Where a line of the listing below includes the word "title", reproduce that line.

+++ EXERCISE MATERIALS +++

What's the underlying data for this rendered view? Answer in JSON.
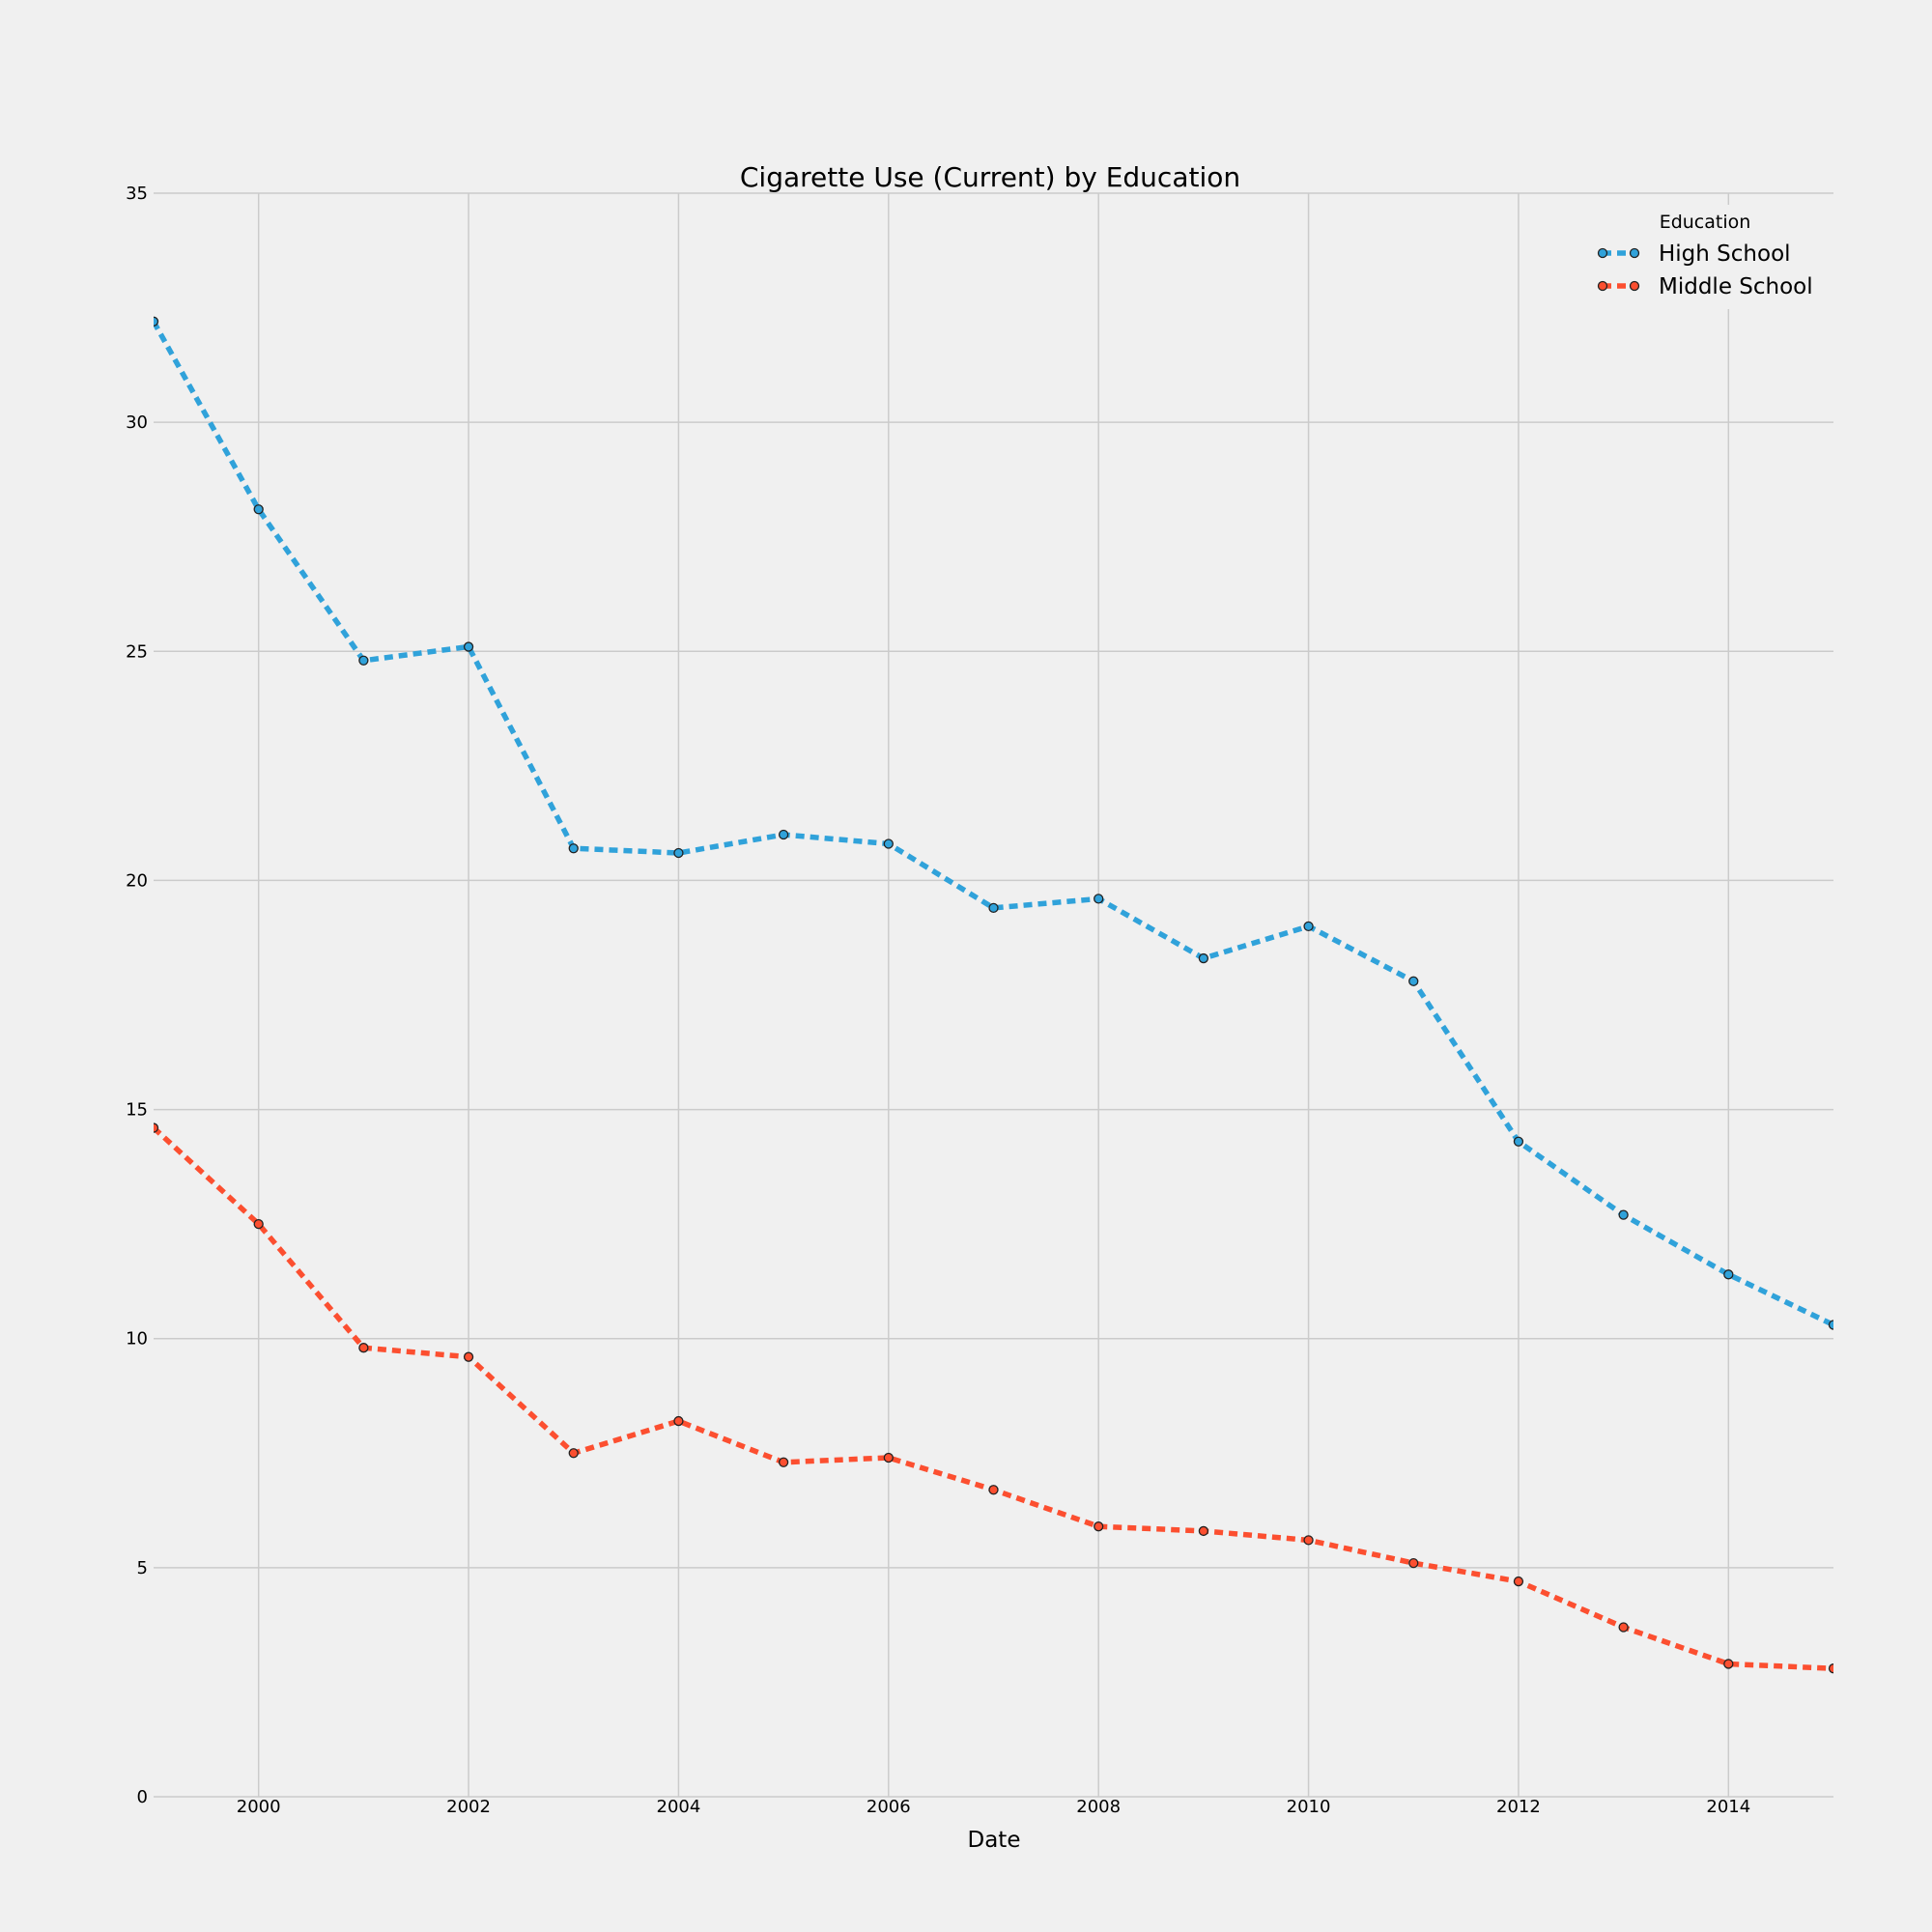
{
  "chart_data": {
    "type": "line",
    "title": "Cigarette Use (Current) by Education",
    "xlabel": "Date",
    "ylabel": "",
    "xlim": [
      1999,
      2015
    ],
    "ylim": [
      0,
      35
    ],
    "x_ticks": [
      2000,
      2002,
      2004,
      2006,
      2008,
      2010,
      2012,
      2014
    ],
    "y_ticks": [
      0,
      5,
      10,
      15,
      20,
      25,
      30,
      35
    ],
    "grid": true,
    "legend": {
      "title": "Education",
      "position": "top-right"
    },
    "x": [
      1999,
      2000,
      2001,
      2002,
      2003,
      2004,
      2005,
      2006,
      2007,
      2008,
      2009,
      2010,
      2011,
      2012,
      2013,
      2014,
      2015
    ],
    "series": [
      {
        "name": "High School",
        "color": "#30a2da",
        "line_style": "dashed",
        "values": [
          32.2,
          28.1,
          24.8,
          25.1,
          20.7,
          20.6,
          21.0,
          20.8,
          19.4,
          19.6,
          18.3,
          19.0,
          17.8,
          14.3,
          12.7,
          11.4,
          10.3
        ]
      },
      {
        "name": "Middle School",
        "color": "#fc4f30",
        "line_style": "dashed",
        "values": [
          14.6,
          12.5,
          9.8,
          9.6,
          7.5,
          8.2,
          7.3,
          7.4,
          6.7,
          5.9,
          5.8,
          5.6,
          5.1,
          4.7,
          3.7,
          2.9,
          2.8
        ]
      }
    ]
  }
}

+++

PROBLEM SOLUTION.
    "title": "Cigarette Use (Current) by Education",
      "title": "Education",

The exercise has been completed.